## [Goal]
Emit the entire listing verbatim.

## [Given entries]
------------------------------
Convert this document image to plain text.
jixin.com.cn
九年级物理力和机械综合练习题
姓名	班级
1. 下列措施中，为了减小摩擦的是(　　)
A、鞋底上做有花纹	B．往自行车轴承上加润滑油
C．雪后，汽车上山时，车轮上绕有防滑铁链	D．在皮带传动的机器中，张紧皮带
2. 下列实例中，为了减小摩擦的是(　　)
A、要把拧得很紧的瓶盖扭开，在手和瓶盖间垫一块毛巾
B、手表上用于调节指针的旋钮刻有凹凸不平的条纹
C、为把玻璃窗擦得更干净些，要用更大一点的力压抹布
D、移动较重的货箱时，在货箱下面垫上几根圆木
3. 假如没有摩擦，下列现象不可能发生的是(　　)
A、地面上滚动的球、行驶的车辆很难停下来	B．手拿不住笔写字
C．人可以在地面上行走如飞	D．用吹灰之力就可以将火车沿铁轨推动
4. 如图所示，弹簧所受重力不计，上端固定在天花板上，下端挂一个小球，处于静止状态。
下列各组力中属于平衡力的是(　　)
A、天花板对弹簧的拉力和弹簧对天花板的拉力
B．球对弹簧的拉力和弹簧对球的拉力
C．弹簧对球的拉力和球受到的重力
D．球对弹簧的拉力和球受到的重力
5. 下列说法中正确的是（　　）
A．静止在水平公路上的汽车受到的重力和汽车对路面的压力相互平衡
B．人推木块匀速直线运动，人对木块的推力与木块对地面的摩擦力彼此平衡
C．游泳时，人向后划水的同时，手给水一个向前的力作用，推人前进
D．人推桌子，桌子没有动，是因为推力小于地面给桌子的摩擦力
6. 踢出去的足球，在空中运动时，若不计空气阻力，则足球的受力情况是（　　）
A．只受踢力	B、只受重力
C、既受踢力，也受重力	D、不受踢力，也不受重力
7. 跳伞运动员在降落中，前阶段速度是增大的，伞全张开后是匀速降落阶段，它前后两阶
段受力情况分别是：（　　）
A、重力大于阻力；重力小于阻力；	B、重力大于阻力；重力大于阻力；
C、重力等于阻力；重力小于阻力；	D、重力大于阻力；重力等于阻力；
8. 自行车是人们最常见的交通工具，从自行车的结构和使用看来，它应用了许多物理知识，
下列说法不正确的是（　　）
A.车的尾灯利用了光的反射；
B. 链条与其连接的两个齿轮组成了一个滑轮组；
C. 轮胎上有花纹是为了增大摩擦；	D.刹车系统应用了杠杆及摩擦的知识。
------------------------------
## [Output]
Convert this document image to plain text.
jixin.com.cn
九年级物理力和机械综合练习题
姓名	班级
1. 下列措施中，为了减小摩擦的是(　　)
A、鞋底上做有花纹	B．往自行车轴承上加润滑油
C．雪后，汽车上山时，车轮上绕有防滑铁链	D．在皮带传动的机器中，张紧皮带
2. 下列实例中，为了减小摩擦的是(　　)
A、要把拧得很紧的瓶盖扭开，在手和瓶盖间垫一块毛巾
B、手表上用于调节指针的旋钮刻有凹凸不平的条纹
C、为把玻璃窗擦得更干净些，要用更大一点的力压抹布
D、移动较重的货箱时，在货箱下面垫上几根圆木
3. 假如没有摩擦，下列现象不可能发生的是(　　)
A、地面上滚动的球、行驶的车辆很难停下来	B．手拿不住笔写字
C．人可以在地面上行走如飞	D．用吹灰之力就可以将火车沿铁轨推动
4. 如图所示，弹簧所受重力不计，上端固定在天花板上，下端挂一个小球，处于静止状态。
下列各组力中属于平衡力的是(　　)
A、天花板对弹簧的拉力和弹簧对天花板的拉力
B．球对弹簧的拉力和弹簧对球的拉力
C．弹簧对球的拉力和球受到的重力
D．球对弹簧的拉力和球受到的重力
5. 下列说法中正确的是（　　）
A．静止在水平公路上的汽车受到的重力和汽车对路面的压力相互平衡
B．人推木块匀速直线运动，人对木块的推力与木块对地面的摩擦力彼此平衡
C．游泳时，人向后划水的同时，手给水一个向前的力作用，推人前进
D．人推桌子，桌子没有动，是因为推力小于地面给桌子的摩擦力
6. 踢出去的足球，在空中运动时，若不计空气阻力，则足球的受力情况是（　　）
A．只受踢力	B、只受重力
C、既受踢力，也受重力	D、不受踢力，也不受重力
7. 跳伞运动员在降落中，前阶段速度是增大的，伞全张开后是匀速降落阶段，它前后两阶
段受力情况分别是：（　　）
A、重力大于阻力；重力小于阻力；	B、重力大于阻力；重力大于阻力；
C、重力等于阻力；重力小于阻力；	D、重力大于阻力；重力等于阻力；
8. 自行车是人们最常见的交通工具，从自行车的结构和使用看来，它应用了许多物理知识，
下列说法不正确的是（　　）
A.车的尾灯利用了光的反射；
B. 链条与其连接的两个齿轮组成了一个滑轮组；
C. 轮胎上有花纹是为了增大摩擦；	D.刹车系统应用了杠杆及摩擦的知识。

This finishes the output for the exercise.